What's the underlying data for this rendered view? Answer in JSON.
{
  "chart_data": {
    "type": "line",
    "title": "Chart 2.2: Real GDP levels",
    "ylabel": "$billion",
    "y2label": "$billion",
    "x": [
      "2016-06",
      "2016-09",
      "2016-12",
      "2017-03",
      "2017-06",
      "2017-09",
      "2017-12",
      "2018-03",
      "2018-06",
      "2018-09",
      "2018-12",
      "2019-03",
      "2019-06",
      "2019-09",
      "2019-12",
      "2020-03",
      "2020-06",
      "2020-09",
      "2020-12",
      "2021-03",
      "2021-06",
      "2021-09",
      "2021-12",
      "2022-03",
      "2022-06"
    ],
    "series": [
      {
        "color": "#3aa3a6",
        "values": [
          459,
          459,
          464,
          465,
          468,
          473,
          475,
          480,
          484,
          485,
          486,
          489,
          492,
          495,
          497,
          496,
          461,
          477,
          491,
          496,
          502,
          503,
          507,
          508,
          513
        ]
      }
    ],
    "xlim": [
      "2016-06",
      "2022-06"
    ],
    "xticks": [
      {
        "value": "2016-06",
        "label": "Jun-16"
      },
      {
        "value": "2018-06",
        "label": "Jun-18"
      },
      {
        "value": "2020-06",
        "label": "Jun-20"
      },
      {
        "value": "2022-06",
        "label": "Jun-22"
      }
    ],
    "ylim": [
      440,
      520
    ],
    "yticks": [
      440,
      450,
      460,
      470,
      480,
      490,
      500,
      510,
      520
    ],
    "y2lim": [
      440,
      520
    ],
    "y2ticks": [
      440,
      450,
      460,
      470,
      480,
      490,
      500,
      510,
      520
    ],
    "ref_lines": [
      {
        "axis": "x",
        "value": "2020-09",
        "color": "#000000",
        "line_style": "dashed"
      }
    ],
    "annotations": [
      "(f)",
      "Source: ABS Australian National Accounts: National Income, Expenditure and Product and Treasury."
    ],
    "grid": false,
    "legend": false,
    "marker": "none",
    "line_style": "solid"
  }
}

☆ ☆ ☆ ☆

- Stated goal
Above are the records; copy all of them exactly.

- Solution for this exercise
What's the underlying data for this rendered view? Answer in JSON.
{
  "chart_data": {
    "type": "line",
    "title": "Chart 2.2: Real GDP levels",
    "ylabel": "$billion",
    "y2label": "$billion",
    "x": [
      "2016-06",
      "2016-09",
      "2016-12",
      "2017-03",
      "2017-06",
      "2017-09",
      "2017-12",
      "2018-03",
      "2018-06",
      "2018-09",
      "2018-12",
      "2019-03",
      "2019-06",
      "2019-09",
      "2019-12",
      "2020-03",
      "2020-06",
      "2020-09",
      "2020-12",
      "2021-03",
      "2021-06",
      "2021-09",
      "2021-12",
      "2022-03",
      "2022-06"
    ],
    "series": [
      {
        "color": "#3aa3a6",
        "values": [
          459,
          459,
          464,
          465,
          468,
          473,
          475,
          480,
          484,
          485,
          486,
          489,
          492,
          495,
          497,
          496,
          461,
          477,
          491,
          496,
          502,
          503,
          507,
          508,
          513
        ]
      }
    ],
    "xlim": [
      "2016-06",
      "2022-06"
    ],
    "xticks": [
      {
        "value": "2016-06",
        "label": "Jun-16"
      },
      {
        "value": "2018-06",
        "label": "Jun-18"
      },
      {
        "value": "2020-06",
        "label": "Jun-20"
      },
      {
        "value": "2022-06",
        "label": "Jun-22"
      }
    ],
    "ylim": [
      440,
      520
    ],
    "yticks": [
      440,
      450,
      460,
      470,
      480,
      490,
      500,
      510,
      520
    ],
    "y2lim": [
      440,
      520
    ],
    "y2ticks": [
      440,
      450,
      460,
      470,
      480,
      490,
      500,
      510,
      520
    ],
    "ref_lines": [
      {
        "axis": "x",
        "value": "2020-09",
        "color": "#000000",
        "line_style": "dashed"
      }
    ],
    "annotations": [
      "(f)",
      "Source: ABS Australian National Accounts: National Income, Expenditure and Product and Treasury."
    ],
    "grid": false,
    "legend": false,
    "marker": "none",
    "line_style": "solid"
  }
}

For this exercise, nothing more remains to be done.